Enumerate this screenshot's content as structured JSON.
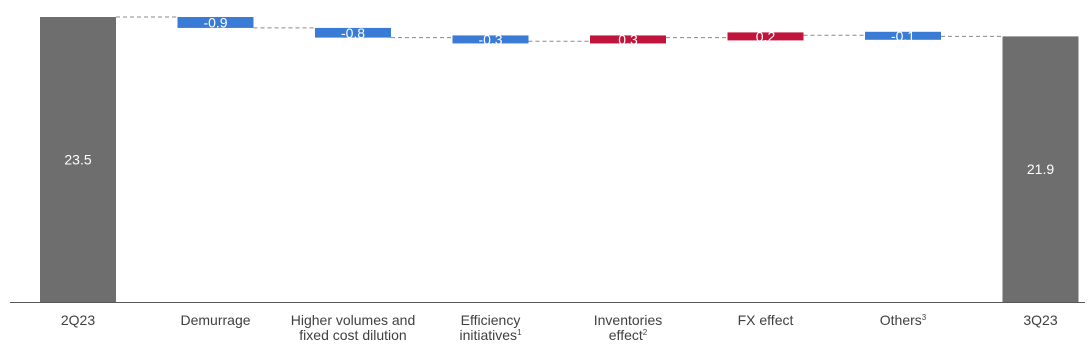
{
  "chart_data": {
    "type": "waterfall",
    "title": "",
    "xlabel": "",
    "ylabel": "",
    "ylim": [
      0,
      23.5
    ],
    "grid": false,
    "legend": "none",
    "categories": [
      {
        "label": "2Q23",
        "sup": ""
      },
      {
        "label": "Demurrage",
        "sup": ""
      },
      {
        "label": "Higher volumes and fixed cost dilution",
        "sup": ""
      },
      {
        "label": "Efficiency initiatives",
        "sup": "1"
      },
      {
        "label": "Inventories effect",
        "sup": "2"
      },
      {
        "label": "FX effect",
        "sup": ""
      },
      {
        "label": "Others",
        "sup": "3"
      },
      {
        "label": "3Q23",
        "sup": ""
      }
    ],
    "bars": [
      {
        "kind": "total",
        "value": 23.5,
        "label": "23.5"
      },
      {
        "kind": "delta",
        "value": -0.9,
        "label": "-0.9"
      },
      {
        "kind": "delta",
        "value": -0.8,
        "label": "-0.8"
      },
      {
        "kind": "delta",
        "value": -0.3,
        "label": "-0.3"
      },
      {
        "kind": "delta",
        "value": 0.3,
        "label": "0.3"
      },
      {
        "kind": "delta",
        "value": 0.2,
        "label": "0.2"
      },
      {
        "kind": "delta",
        "value": -0.1,
        "label": "-0.1"
      },
      {
        "kind": "total",
        "value": 21.9,
        "label": "21.9"
      }
    ],
    "colors": {
      "total": "#6d6e6d",
      "decrease": "#3a7bd5",
      "increase": "#c0143c",
      "connector": "#8a8a8a",
      "axis": "#595959",
      "label_text": "#ffffff",
      "category_text": "#404040"
    }
  }
}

-.-.-

DESCRIPTION OF THE TASK:
Reproduce the full material exactly, excluding the pictures.

RESPONSE TO THIS EXERCISE:
Enumerate this screenshot's content as structured JSON.
{
  "chart_data": {
    "type": "waterfall",
    "title": "",
    "xlabel": "",
    "ylabel": "",
    "ylim": [
      0,
      23.5
    ],
    "grid": false,
    "legend": "none",
    "categories": [
      {
        "label": "2Q23",
        "sup": ""
      },
      {
        "label": "Demurrage",
        "sup": ""
      },
      {
        "label": "Higher volumes and fixed cost dilution",
        "sup": ""
      },
      {
        "label": "Efficiency initiatives",
        "sup": "1"
      },
      {
        "label": "Inventories effect",
        "sup": "2"
      },
      {
        "label": "FX effect",
        "sup": ""
      },
      {
        "label": "Others",
        "sup": "3"
      },
      {
        "label": "3Q23",
        "sup": ""
      }
    ],
    "bars": [
      {
        "kind": "total",
        "value": 23.5,
        "label": "23.5"
      },
      {
        "kind": "delta",
        "value": -0.9,
        "label": "-0.9"
      },
      {
        "kind": "delta",
        "value": -0.8,
        "label": "-0.8"
      },
      {
        "kind": "delta",
        "value": -0.3,
        "label": "-0.3"
      },
      {
        "kind": "delta",
        "value": 0.3,
        "label": "0.3"
      },
      {
        "kind": "delta",
        "value": 0.2,
        "label": "0.2"
      },
      {
        "kind": "delta",
        "value": -0.1,
        "label": "-0.1"
      },
      {
        "kind": "total",
        "value": 21.9,
        "label": "21.9"
      }
    ],
    "colors": {
      "total": "#6d6e6d",
      "decrease": "#3a7bd5",
      "increase": "#c0143c",
      "connector": "#8a8a8a",
      "axis": "#595959",
      "label_text": "#ffffff",
      "category_text": "#404040"
    }
  }
}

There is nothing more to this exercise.